- [BRIEF]
Determine how many lines of the data below contain "Salpeter", then give only that number.

- [RECORDS FOR THE TASK]
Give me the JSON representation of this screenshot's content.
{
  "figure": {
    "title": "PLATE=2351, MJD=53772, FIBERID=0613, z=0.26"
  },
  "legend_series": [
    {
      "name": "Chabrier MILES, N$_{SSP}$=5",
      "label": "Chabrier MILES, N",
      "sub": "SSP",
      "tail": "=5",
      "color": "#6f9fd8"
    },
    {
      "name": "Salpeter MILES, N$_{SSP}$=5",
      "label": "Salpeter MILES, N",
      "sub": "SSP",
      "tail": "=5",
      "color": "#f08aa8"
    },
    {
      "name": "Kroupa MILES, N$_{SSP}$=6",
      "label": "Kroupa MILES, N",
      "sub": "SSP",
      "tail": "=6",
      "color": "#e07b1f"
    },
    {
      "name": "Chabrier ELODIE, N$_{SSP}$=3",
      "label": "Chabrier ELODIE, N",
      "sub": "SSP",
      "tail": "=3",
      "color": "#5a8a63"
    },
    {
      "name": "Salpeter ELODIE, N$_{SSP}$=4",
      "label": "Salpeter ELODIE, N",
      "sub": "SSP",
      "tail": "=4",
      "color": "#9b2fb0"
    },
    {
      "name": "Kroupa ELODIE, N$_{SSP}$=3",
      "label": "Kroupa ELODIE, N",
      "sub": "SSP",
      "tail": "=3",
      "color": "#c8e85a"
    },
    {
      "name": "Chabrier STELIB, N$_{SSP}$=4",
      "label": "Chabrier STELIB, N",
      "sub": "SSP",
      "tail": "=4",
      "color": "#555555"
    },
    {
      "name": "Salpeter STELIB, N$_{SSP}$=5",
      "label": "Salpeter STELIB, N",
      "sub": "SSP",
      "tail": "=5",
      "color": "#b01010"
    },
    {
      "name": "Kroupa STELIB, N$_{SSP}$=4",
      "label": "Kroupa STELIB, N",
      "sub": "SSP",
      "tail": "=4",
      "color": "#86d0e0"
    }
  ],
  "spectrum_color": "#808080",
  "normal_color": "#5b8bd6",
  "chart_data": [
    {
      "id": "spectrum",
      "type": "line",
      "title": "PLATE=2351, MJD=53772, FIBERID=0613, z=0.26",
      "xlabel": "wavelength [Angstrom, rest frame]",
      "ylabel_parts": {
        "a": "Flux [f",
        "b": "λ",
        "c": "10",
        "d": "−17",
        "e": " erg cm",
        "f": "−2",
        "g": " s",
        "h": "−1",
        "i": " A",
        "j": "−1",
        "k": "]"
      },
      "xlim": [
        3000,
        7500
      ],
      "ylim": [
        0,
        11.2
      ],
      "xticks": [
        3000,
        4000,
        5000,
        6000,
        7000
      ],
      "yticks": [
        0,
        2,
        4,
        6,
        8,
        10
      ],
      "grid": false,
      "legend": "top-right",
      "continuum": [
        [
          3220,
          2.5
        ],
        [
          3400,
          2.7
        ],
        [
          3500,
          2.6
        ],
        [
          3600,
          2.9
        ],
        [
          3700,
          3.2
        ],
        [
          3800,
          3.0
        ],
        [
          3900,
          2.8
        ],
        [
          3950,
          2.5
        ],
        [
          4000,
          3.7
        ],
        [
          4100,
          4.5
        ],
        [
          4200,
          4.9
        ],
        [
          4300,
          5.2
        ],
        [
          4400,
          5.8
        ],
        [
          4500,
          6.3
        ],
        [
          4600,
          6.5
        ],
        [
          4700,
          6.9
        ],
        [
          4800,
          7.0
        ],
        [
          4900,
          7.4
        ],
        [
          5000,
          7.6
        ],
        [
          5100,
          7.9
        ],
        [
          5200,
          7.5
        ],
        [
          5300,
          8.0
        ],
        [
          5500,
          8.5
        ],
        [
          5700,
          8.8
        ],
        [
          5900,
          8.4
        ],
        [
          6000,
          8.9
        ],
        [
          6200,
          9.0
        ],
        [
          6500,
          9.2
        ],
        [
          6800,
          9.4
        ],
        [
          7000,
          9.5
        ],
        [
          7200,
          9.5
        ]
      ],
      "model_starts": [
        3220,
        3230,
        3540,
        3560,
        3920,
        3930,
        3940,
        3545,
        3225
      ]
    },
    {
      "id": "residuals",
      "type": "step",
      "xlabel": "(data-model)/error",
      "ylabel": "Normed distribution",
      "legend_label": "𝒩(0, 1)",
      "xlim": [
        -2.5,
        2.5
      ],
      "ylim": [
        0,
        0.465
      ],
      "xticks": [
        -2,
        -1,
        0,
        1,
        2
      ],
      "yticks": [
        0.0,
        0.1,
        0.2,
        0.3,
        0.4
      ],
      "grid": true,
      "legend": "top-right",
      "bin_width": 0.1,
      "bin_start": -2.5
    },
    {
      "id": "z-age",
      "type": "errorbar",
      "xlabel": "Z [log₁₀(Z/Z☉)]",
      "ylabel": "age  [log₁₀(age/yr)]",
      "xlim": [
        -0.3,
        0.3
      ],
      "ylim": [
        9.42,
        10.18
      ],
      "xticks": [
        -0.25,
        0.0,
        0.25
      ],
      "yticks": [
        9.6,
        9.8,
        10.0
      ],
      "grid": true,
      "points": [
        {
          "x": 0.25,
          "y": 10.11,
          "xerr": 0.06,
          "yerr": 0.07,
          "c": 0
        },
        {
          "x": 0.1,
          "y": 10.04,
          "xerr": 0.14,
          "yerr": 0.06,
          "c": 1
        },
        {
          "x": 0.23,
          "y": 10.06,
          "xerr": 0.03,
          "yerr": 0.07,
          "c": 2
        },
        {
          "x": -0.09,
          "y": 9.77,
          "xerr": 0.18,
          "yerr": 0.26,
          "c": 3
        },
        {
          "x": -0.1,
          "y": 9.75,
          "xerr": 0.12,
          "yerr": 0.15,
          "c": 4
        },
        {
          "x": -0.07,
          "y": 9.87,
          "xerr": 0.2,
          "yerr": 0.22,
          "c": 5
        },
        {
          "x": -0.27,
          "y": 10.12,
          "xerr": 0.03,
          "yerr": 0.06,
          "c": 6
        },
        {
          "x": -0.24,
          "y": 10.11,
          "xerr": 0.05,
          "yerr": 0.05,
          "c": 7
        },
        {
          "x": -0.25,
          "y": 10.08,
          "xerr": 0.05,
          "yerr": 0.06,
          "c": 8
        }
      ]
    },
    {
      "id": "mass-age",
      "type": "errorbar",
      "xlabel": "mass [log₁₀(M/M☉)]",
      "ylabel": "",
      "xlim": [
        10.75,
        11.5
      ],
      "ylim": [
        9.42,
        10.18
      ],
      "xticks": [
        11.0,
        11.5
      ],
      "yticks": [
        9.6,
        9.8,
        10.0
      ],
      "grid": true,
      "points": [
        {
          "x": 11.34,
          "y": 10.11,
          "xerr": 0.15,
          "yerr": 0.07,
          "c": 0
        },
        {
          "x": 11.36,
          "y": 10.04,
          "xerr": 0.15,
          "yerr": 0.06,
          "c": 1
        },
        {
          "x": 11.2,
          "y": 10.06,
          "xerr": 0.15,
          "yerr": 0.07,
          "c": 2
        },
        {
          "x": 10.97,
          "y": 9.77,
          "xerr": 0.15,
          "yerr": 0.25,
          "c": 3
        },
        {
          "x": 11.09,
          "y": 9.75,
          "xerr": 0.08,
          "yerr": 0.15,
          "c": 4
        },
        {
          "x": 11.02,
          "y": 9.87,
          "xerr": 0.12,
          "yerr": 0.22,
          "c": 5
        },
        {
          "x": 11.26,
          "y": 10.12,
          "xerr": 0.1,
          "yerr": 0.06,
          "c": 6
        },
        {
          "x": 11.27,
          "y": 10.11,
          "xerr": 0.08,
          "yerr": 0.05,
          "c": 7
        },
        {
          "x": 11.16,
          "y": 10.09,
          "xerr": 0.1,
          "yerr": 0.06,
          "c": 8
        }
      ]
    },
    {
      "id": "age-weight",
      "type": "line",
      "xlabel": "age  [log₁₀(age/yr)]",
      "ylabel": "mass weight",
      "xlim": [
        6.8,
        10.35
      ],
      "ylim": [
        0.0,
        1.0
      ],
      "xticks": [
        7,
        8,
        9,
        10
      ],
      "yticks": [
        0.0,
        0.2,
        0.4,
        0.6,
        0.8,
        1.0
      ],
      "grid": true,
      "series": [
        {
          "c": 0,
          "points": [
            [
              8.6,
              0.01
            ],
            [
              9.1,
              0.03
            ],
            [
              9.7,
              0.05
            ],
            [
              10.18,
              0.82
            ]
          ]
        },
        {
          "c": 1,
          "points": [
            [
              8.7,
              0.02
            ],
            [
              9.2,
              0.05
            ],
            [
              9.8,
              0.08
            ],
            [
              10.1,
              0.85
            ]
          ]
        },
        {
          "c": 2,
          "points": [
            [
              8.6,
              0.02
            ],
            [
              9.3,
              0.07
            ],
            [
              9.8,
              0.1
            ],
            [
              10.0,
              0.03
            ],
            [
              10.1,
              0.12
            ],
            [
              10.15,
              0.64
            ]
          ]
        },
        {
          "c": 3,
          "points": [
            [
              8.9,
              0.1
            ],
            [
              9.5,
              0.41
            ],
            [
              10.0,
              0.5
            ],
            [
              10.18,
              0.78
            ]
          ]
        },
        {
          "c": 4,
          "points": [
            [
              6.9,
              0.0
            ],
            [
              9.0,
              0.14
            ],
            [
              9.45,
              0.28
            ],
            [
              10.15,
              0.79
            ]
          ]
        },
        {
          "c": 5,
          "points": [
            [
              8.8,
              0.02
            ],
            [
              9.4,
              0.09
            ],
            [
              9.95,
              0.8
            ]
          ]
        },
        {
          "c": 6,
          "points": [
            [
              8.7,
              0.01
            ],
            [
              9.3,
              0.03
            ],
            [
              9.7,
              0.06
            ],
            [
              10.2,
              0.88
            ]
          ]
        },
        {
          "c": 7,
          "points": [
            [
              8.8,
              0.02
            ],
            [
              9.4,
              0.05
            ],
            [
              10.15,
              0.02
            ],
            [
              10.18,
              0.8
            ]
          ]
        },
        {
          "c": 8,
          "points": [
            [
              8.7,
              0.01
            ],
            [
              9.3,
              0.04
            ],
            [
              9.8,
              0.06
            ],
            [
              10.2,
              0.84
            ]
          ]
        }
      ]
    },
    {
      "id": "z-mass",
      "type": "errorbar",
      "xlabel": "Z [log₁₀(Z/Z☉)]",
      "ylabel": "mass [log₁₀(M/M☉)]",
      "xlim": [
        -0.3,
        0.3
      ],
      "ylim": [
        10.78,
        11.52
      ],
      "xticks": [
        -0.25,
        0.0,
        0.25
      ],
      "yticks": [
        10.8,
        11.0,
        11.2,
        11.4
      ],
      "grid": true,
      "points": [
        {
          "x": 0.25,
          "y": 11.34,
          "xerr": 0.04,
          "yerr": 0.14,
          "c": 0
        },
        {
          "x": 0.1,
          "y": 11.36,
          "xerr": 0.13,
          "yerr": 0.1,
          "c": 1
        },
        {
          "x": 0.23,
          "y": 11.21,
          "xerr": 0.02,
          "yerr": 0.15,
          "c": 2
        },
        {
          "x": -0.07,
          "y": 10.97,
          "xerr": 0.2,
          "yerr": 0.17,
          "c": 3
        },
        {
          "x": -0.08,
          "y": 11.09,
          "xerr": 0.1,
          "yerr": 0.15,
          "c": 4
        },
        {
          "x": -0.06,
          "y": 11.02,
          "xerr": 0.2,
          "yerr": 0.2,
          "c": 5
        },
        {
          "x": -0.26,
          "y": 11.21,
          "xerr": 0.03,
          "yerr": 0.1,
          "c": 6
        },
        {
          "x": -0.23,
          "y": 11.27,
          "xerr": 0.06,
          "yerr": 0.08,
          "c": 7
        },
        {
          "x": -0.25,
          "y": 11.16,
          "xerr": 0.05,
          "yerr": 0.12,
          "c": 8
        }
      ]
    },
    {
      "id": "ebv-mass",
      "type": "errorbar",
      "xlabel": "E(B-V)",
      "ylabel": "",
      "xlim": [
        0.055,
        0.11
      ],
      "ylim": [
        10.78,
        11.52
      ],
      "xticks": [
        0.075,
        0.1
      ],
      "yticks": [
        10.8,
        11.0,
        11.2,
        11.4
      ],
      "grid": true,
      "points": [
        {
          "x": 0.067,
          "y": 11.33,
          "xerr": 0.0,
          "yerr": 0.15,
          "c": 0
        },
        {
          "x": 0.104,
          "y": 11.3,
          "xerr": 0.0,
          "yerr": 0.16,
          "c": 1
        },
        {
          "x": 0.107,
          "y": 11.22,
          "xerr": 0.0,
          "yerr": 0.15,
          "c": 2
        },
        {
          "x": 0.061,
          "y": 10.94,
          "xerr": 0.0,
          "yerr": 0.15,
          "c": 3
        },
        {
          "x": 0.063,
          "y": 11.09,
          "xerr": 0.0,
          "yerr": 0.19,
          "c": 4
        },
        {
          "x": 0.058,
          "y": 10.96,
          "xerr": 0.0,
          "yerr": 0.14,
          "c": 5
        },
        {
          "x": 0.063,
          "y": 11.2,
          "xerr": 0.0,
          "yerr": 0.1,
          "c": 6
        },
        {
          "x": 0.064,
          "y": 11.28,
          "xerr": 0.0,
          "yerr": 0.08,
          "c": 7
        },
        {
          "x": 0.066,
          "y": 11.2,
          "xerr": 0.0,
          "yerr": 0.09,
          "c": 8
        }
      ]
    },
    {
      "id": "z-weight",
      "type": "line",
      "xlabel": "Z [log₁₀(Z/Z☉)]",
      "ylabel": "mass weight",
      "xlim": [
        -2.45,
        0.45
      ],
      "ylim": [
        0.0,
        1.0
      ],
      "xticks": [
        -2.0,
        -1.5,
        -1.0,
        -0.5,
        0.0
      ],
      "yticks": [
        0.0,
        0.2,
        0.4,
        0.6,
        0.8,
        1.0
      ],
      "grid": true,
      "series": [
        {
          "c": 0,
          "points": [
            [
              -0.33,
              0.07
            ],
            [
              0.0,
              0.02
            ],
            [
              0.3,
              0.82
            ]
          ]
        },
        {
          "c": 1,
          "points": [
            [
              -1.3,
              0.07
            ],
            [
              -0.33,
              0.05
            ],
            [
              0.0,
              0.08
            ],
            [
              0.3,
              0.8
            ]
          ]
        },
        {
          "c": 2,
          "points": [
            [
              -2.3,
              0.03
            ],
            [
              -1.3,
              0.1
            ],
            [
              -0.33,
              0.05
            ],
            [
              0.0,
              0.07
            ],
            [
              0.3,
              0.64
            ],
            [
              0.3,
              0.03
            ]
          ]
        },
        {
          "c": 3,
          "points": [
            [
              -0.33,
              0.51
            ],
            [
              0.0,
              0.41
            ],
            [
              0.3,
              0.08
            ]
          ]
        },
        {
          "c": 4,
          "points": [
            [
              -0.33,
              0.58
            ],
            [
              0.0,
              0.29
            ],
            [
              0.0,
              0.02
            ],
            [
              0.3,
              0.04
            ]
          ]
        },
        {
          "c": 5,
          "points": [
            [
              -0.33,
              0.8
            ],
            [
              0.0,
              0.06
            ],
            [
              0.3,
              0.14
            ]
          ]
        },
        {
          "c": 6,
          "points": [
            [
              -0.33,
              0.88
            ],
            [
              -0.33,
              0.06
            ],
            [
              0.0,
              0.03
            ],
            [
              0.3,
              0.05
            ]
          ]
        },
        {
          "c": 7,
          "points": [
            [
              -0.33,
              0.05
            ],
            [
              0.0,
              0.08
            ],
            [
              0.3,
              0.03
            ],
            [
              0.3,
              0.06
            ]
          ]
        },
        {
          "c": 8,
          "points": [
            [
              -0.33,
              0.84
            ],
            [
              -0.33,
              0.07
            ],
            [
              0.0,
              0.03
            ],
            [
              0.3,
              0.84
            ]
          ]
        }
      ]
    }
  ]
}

- [ANSWER TO THIS PROBLEM]
6